Texto para leer>

Como dice San Agustín: “Adán y Eva quisieron robar la divinidad y perdieron la felicidad.”
Cada vez que sufrimos, cada vez que nuestras pasiones andan fuera de control, cada vez que sentimos el peso de nuestra ignorancia y debilidad o nos encontramos en conflicto con el prójimo, o cuando pecamos; cada vez que enfrentamos la realidad triste de la muerte, recordamos la herencia que hemos recibido de los primeros padres.
“Ah” dice San Francisco de Sales, “si no nos divertimos con la vanidad de deleites fugaces, especialmente con el amor a nosotros mismos [es decir, la soberbia], pero si una vez habiendo obtenido la caridad, somos cuidadosos para volar directamente al fin donde nos llevara, la tentación nunca nos agarraría.”
Por eso Dios se hizo encarnado y entró en nuestro mundo, tan oprimido como estaba por el pecado. Vino para vencer la soberbia y liberarnos de su esclavitud y atraer a todos los corazones bajo su reino para que sea realizado su plan para la felicidad perfecta del hombre. Y para este advenimiento hoy empezamos a prepararnos durante este tiempo de adviento.
Por eso San Pablo nos instruye en la epístola: “Sabed que es ya hora de despertar. Revestíos de Nuestro Señor Jesucristo, y no busquen como contentar los antojos de su sensualidad.”
¿Por qué Dios escogió hacerse hombre para salvarnos? Santo Tomás nos da algunas razones: para hacer nuestra fe más convencida, para fortalecer nuestra esperanza, para encender la caridad en nuestras almas, para permitirnos participar en la divinidad, y sanar la soberbia del hombre, que dice es el obstáculo más peligroso a nuestra adherencia a Dios.
Y esta última razón se puede describir como una reorientación de nuestra mirada, para alejarla de nosotros mismos y redirigirla a Dios – para quitar la soberbia, y vestirnos con humildad. El hombre orgulloso se mira a sí mismo como la fuente de su felicidad. El humilde mira al Señor como el único que le puede dar lo que su corazón anhela.
¡Que tontería es confiar demasiado en uno mismo! ¿Qué tenemos que no hemos recibido de Dios? Fuimos creados de nada y allí regresaríamos si por un instante Dios dejara de pensar en nosotros y de sostenernos en existencia. Nuestra voluntad no podría hacer nada, si Dios no la fortaleciera. Y ¿de veras pensamos que sabemos más que Dios cómo conseguir la felicidad?
Como dice la Imitación de Cristo: “Aprende, polvo, a obedecer; aprende, tierra y lodo, humillarte y postrarte a los pies de todos. Aprende a quebrantar tus inclinaciones, y rendirte a toda sujeción.”
Mientras más profunda es nuestra humildad, mientras más quebrado es nuestro orgullo, más dispuestos estaremos para recibir a Cristo cuando venga.
Y recordamos que en adviento nos estamos preparando para una triple venida de Cristo, como un infante en Belén, por medio de la gracia en las almas, y como juez al fin del mundo.

Problema breve>
Cita del texto sobre el adviento el pasaje que comienza con “Y recordamos que” y continúa hasta “fin del mundo.”, ambos incluidos. Las filas que aparecen a continuación no guardan relación con el texto sobre el adviento.

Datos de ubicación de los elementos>
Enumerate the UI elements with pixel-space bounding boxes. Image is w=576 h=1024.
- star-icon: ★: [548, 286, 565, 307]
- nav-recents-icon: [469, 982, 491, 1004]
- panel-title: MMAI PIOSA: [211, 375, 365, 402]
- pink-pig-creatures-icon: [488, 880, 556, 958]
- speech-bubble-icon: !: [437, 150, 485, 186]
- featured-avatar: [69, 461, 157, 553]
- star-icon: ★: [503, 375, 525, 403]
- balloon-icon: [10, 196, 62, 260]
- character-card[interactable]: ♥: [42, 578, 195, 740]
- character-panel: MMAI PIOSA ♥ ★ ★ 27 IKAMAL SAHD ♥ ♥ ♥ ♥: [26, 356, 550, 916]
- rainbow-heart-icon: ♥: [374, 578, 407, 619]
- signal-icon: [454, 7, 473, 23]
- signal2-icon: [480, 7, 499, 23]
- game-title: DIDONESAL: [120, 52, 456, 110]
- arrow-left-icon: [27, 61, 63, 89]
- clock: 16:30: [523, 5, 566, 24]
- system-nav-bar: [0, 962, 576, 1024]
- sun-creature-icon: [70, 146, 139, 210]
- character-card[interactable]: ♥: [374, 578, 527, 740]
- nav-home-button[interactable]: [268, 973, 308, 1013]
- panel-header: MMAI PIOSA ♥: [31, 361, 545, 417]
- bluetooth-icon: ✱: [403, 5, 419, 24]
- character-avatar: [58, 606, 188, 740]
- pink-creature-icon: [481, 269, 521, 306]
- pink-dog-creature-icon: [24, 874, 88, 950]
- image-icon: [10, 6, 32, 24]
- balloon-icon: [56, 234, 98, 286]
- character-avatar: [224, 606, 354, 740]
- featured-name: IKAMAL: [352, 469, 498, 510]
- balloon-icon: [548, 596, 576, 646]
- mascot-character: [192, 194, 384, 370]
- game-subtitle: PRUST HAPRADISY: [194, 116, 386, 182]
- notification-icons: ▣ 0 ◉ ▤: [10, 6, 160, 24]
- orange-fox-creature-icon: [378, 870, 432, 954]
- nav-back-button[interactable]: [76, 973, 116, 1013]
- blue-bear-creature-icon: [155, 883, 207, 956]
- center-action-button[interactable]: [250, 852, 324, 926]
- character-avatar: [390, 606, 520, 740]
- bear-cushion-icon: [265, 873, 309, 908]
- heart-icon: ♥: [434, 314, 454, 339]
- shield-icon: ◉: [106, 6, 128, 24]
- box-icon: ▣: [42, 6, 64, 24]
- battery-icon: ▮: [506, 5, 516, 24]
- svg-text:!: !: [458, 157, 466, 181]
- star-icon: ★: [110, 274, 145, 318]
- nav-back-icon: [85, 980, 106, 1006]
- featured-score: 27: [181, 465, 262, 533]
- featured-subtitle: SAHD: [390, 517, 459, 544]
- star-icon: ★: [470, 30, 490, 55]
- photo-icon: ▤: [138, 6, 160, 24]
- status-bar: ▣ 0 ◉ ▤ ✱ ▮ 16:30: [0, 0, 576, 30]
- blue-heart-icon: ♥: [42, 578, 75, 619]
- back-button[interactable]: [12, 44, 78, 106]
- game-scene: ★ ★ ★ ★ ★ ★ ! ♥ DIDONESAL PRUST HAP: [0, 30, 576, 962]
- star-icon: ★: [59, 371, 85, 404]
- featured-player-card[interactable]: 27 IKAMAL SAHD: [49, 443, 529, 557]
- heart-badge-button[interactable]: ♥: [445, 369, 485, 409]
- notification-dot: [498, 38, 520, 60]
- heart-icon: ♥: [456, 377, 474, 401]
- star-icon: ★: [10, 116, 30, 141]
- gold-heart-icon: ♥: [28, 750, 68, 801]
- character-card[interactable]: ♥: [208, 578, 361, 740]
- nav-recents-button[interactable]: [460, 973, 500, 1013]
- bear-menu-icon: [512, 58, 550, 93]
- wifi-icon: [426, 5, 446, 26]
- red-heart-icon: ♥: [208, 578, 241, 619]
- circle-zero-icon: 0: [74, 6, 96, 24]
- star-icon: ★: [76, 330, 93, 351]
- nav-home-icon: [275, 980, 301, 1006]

Respuesta escrita>
Y recordamos que en adviento nos estamos preparando para una triple venida de Cristo, como un infante en Belén, por medio de la gracia en las almas, y como juez al fin del mundo.